◆ **TEXT**
— BEGIN —

Bidder will have to scan and OCR 15 german books containing novels and short stories. The 15 volumes comprise about 3.000 pages. All are typeset in Times or Antiqua 9pt or above. The enclosed example is an 1200dpi scan of a double page from two different volumes; this is the smallest type which has to be scanned. From the scans the german text has to be retrieved as plain text in ISO 8859-1 or UTF-8 encoding. Chapters, sub-headings, italic and bold text has to be marked with tags. End-of-line hyphens have to be deleted where applicable. Since the texts are from 18th and 19th century sources standard spell checking cannot be applied. Therefore a high OCR quality is crucial for the job. The error rate of the resulting texts must be 1 error/10.000 characters or better. The material to be scanned will be delivered in 15 hardcover volumes 19x11 cm, each with 150 to 400 pages. The volumes may be cut for better and/or automated (flatbed) scanning, but the loose pages have to be returned completely and in original order after the job. The job will start with one of the 15 volumes as a test. After delivery and a positive quality test the other volumes will be sent to the bidder. Please quote your price for the complete set of 15 volumes with 3.000 pages and also state a price per page for optional additional volumes.

— END —

◆ **JOBS**
A) Recast the paragraph of the OCR job description beginning "Bidder will have to scan" as a concise bulleted list that retains its main facts.
B) Supply a continuation of the OCR job description, starting after its final sentence.
The material is separate from the OCR job description.

◆ **MATERIAL SHOWN**
— BEGIN —

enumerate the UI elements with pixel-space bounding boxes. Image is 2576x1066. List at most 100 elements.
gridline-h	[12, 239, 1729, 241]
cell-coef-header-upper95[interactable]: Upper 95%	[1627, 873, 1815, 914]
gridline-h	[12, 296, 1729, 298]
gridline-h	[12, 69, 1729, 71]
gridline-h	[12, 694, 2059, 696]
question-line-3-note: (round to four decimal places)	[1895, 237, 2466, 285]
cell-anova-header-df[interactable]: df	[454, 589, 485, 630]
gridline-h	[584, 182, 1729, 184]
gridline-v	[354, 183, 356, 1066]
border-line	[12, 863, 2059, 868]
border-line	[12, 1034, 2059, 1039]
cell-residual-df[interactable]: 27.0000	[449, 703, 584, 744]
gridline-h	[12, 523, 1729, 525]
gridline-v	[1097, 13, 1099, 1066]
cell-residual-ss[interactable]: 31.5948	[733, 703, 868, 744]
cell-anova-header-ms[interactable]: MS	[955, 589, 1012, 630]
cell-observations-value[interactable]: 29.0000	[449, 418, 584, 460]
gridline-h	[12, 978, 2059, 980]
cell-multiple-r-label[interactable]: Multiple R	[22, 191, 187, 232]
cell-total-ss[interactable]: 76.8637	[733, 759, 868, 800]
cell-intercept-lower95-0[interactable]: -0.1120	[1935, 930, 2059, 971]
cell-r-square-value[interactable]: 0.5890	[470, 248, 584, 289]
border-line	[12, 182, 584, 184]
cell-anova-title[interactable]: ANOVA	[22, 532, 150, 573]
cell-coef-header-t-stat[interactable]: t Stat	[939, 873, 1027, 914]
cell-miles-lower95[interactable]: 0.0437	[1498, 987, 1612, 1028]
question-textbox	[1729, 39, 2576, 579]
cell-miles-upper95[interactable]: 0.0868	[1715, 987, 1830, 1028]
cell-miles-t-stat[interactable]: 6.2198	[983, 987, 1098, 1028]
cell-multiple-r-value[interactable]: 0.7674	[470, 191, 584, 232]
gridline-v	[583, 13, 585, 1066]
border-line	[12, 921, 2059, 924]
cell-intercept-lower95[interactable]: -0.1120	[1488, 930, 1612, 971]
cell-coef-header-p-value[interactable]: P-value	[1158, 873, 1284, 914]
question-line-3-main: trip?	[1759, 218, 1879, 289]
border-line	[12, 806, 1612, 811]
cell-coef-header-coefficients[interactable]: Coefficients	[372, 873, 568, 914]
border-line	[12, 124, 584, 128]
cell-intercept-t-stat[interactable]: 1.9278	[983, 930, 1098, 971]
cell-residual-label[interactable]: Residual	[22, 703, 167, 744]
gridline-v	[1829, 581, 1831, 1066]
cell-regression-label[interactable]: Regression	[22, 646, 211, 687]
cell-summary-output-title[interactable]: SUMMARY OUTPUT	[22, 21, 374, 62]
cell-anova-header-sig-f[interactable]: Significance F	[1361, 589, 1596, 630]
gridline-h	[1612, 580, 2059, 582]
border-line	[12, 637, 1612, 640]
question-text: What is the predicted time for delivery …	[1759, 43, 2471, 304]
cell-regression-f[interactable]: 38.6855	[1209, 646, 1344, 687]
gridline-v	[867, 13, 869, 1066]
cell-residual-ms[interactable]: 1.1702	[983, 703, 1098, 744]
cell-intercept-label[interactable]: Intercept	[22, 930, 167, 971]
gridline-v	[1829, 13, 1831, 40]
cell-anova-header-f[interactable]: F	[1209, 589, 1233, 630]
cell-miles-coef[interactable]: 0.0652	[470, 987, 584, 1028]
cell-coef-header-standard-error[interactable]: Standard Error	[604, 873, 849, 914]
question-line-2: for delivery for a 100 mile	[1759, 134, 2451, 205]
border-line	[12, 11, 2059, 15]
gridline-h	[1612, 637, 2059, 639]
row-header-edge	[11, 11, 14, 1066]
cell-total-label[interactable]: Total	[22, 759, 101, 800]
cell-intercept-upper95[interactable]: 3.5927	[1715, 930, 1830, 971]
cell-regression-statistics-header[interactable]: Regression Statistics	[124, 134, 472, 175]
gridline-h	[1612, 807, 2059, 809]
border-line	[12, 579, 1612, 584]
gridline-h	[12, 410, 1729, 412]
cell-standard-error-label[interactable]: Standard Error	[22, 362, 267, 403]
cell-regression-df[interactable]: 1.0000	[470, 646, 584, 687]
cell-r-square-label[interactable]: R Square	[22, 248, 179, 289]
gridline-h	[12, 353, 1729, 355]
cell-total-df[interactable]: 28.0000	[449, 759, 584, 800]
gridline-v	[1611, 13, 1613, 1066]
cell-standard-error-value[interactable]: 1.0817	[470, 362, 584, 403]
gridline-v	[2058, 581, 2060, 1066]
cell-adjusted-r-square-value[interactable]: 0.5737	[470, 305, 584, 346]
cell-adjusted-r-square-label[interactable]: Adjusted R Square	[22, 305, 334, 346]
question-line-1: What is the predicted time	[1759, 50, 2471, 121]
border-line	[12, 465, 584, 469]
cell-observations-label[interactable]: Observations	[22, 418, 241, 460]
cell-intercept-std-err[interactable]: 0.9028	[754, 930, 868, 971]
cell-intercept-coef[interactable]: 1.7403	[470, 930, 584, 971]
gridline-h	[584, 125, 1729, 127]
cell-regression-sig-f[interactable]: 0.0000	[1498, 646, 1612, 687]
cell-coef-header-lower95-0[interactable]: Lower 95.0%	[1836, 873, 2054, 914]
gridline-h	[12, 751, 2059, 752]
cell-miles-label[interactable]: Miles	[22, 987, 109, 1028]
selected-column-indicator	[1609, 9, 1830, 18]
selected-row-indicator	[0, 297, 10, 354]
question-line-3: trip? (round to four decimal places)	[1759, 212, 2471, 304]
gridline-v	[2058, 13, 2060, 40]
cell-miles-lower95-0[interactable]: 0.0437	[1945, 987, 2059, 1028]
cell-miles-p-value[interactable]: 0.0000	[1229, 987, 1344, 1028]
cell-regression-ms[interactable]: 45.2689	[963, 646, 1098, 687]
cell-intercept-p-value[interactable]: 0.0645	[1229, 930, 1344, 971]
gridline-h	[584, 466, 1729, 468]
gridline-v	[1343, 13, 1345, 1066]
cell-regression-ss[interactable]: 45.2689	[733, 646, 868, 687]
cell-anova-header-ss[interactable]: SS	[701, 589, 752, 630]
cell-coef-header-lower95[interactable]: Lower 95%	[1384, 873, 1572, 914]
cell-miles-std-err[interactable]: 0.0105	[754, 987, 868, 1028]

— END —

◆ **ANSWER SET**
A)
- Scan and OCR 15 German volumes of novels and short stories, about 3,000 pages in total.
- Type is Times or Antiqua, 9 pt or larger. The enclosed 1200 dpi scan of a double page from two volumes shows the smallest type.
- Deliver the German text as plain text in ISO 8859-1 or UTF-8 encoding.
- Mark chapters, sub-headings, italic and bold text with tags. Delete end-of-line hyphens where applicable.
- The texts come from 18th- and 19th-century sources, so standard spell checking cannot be applied. This makes high OCR quality crucial, with an error rate of 1 error per 10,000 characters or better.
- The books are 15 hardcover volumes, 19 x 11 cm, each with 150 to 400 pages. They may be cut for flatbed scanning, but all loose pages must be returned in their original order.
- One volume serves as a test first. The remaining volumes are sent after delivery and a positive quality test.
- Quote a price for the complete set and a per-page price for optional additional volumes.

B)
## Deliverables
1) A digital plain-text version of the scanned volumes with tagged font formats. Must be delivered via e-mail ASAP and CD/DVD. 2) The original hardcover books (which may have been cut for easier scanning). 3) All scanned pages as graphics files with one page or double page per file. Pages must be organizend in folders with the book's titles and their file names must be the page numbers (3 digits, leading zeroes). File format must be a lossless compression format (e.g. GIF or lossless JPG). Scanned files must be delivered via CD/DVD.
## Platform
Character set: ISO-8859-1 or UTF-8.